Information provided:
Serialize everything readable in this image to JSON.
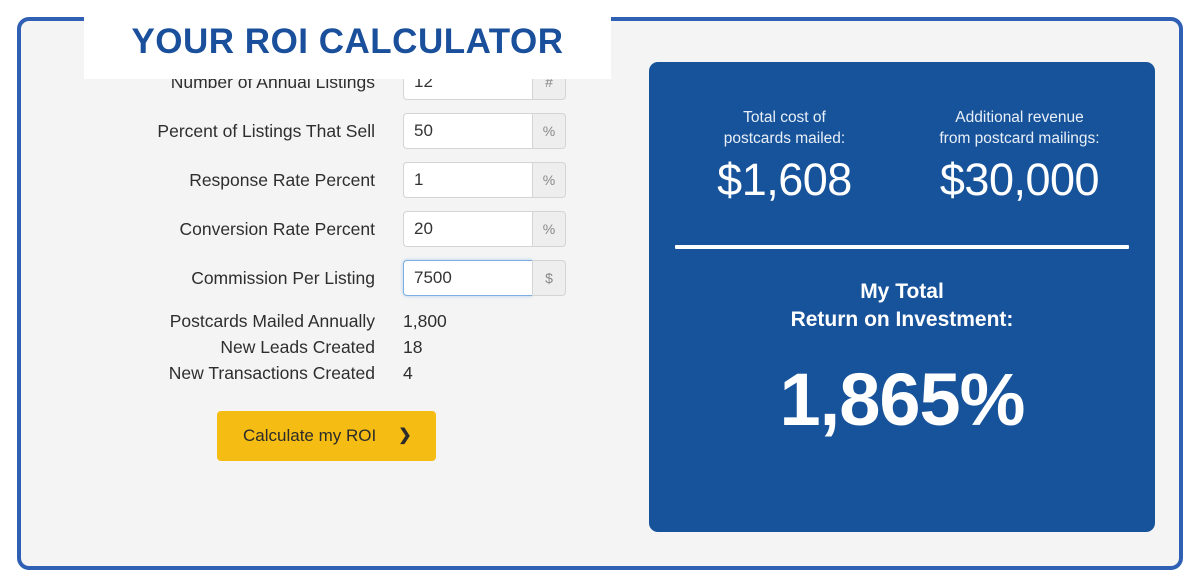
{
  "header": {
    "title": "YOUR ROI CALCULATOR",
    "title_color": "#1a4f9c"
  },
  "theme": {
    "border_blue": "#2f60b4",
    "panel_blue": "#17539b",
    "cta_amber": "#f5bc14",
    "card_background": "#f4f4f4",
    "focus_blue": "#7cb0e2"
  },
  "form": {
    "fields": [
      {
        "label": "Number of Annual Listings",
        "value": "12",
        "unit": "#",
        "focused": false
      },
      {
        "label": "Percent of Listings That Sell",
        "value": "50",
        "unit": "%",
        "focused": false
      },
      {
        "label": "Response Rate Percent",
        "value": "1",
        "unit": "%",
        "focused": false
      },
      {
        "label": "Conversion Rate Percent",
        "value": "20",
        "unit": "%",
        "focused": false
      },
      {
        "label": "Commission Per Listing",
        "value": "7500",
        "unit": "$",
        "focused": true
      }
    ],
    "computed": [
      {
        "label": "Postcards Mailed Annually",
        "value": "1,800"
      },
      {
        "label": "New Leads Created",
        "value": "18"
      },
      {
        "label": "New Transactions Created",
        "value": "4"
      }
    ],
    "cta": {
      "label": "Calculate my ROI",
      "chevron": "❯"
    }
  },
  "results": {
    "cost": {
      "caption": "Total cost of\npostcards mailed:",
      "amount": "$1,608"
    },
    "revenue": {
      "caption": "Additional revenue\nfrom postcard mailings:",
      "amount": "$30,000"
    },
    "roi": {
      "heading": "My Total\nReturn on Investment:",
      "value": "1,865%"
    }
  }
}
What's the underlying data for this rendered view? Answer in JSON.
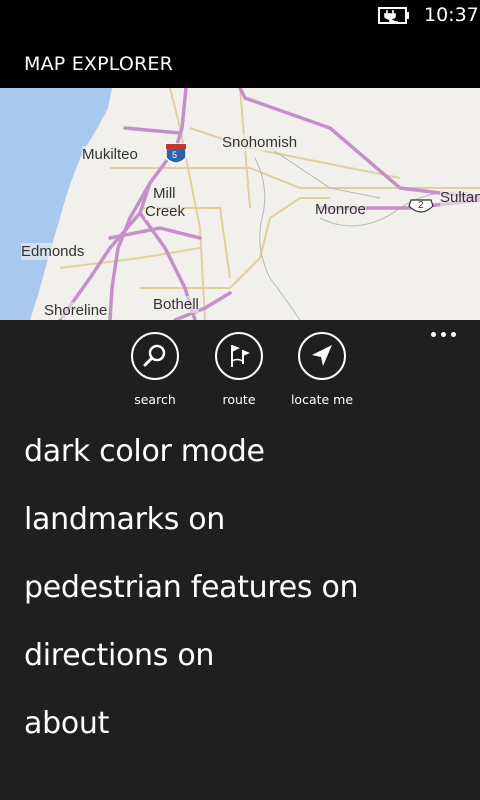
{
  "status_bar": {
    "time": "10:37",
    "battery_icon": "battery-charging-icon"
  },
  "app": {
    "title": "MAP EXPLORER"
  },
  "map": {
    "labels": {
      "mukilteo": "Mukilteo",
      "snohomish": "Snohomish",
      "mill": "Mill",
      "creek": "Creek",
      "monroe": "Monroe",
      "sultan": "Sultan",
      "edmonds": "Edmonds",
      "shoreline": "Shoreline",
      "bothell": "Bothell",
      "shield_5": "5",
      "shield_2": "2"
    },
    "colors": {
      "land": "#f1f0ec",
      "water": "#a9c8ee",
      "highway": "#c58fc9",
      "road": "#e6d3a2"
    }
  },
  "app_bar": {
    "buttons": [
      {
        "label": "search",
        "icon": "search-icon"
      },
      {
        "label": "route",
        "icon": "route-flags-icon"
      },
      {
        "label": "locate me",
        "icon": "locate-arrow-icon"
      }
    ],
    "more_icon": "ellipsis-icon"
  },
  "menu": {
    "items": [
      {
        "label": "dark color mode"
      },
      {
        "label": "landmarks on"
      },
      {
        "label": "pedestrian features on"
      },
      {
        "label": "directions on"
      },
      {
        "label": "about"
      }
    ]
  }
}
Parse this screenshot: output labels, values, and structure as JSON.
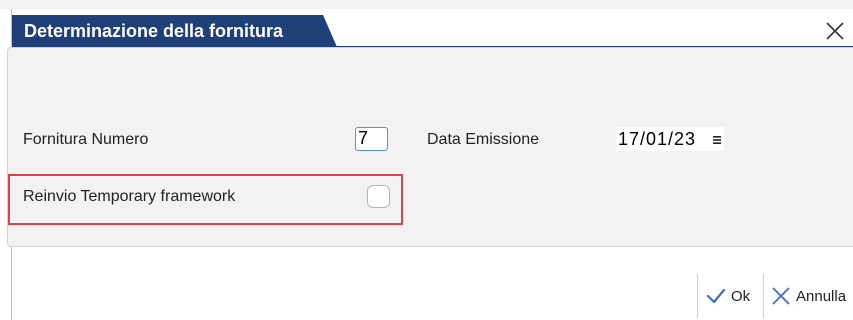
{
  "dialog": {
    "title": "Determinazione della fornitura",
    "close_icon": "close-icon",
    "accent_color": "#1f3f78"
  },
  "form": {
    "fornitura_numero_label": "Fornitura Numero",
    "fornitura_numero_value": "7",
    "data_emissione_label": "Data Emissione",
    "data_emissione_value": "17/01/23",
    "reinvio_label": "Reinvio Temporary framework",
    "reinvio_checked": false,
    "highlight_color": "#e0424a"
  },
  "footer": {
    "ok_label": "Ok",
    "ok_icon": "checkmark-icon",
    "annulla_label": "Annulla",
    "annulla_icon": "close-icon"
  }
}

Exercise: Pick out lines containing the word "cost", each one as written.

Reply:
    "cost": {
      "caption": "Total cost of\npostcards mailed:",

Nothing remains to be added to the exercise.